══ Exercise input
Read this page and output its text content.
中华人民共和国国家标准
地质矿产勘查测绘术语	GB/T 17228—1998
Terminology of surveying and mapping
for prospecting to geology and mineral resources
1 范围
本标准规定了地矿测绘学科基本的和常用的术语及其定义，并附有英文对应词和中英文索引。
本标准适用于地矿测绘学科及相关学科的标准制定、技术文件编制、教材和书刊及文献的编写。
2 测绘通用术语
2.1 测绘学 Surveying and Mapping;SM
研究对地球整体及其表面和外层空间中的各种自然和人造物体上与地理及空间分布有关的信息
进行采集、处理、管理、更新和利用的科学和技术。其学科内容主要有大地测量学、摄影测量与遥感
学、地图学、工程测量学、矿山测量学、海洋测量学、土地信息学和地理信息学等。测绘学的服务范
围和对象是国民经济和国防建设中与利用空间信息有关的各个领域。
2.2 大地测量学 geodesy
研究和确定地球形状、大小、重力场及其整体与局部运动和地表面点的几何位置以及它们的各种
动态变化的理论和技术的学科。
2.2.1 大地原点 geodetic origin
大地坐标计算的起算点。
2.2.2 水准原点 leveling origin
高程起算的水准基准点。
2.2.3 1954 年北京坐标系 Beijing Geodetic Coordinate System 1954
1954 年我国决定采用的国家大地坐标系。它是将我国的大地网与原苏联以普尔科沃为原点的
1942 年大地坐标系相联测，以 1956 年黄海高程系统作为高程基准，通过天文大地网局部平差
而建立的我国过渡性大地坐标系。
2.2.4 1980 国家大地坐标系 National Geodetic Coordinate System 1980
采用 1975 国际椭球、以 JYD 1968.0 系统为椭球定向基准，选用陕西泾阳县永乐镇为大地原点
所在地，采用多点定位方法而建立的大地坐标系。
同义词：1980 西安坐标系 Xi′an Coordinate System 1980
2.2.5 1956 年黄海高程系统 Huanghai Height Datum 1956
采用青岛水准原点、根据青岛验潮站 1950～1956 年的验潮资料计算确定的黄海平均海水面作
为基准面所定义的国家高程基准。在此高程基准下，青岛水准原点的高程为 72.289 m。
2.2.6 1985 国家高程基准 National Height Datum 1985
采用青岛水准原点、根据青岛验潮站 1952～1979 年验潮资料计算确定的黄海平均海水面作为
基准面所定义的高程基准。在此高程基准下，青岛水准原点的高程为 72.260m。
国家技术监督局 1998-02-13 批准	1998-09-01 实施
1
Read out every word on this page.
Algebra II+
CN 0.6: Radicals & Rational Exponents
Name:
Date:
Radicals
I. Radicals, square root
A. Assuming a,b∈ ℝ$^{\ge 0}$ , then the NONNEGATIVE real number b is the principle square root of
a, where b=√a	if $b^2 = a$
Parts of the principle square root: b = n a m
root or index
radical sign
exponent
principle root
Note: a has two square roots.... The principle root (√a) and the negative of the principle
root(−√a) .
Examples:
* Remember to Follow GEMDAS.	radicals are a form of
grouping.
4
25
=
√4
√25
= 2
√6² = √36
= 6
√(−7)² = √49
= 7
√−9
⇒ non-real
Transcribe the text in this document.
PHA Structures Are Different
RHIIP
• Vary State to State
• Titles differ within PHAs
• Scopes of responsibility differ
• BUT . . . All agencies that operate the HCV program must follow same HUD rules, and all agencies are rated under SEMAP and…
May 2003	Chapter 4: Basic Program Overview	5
════
Set exercise: Among the lines of the material above, how many include the string "National"? Report only that number.

Result for this exercise: 2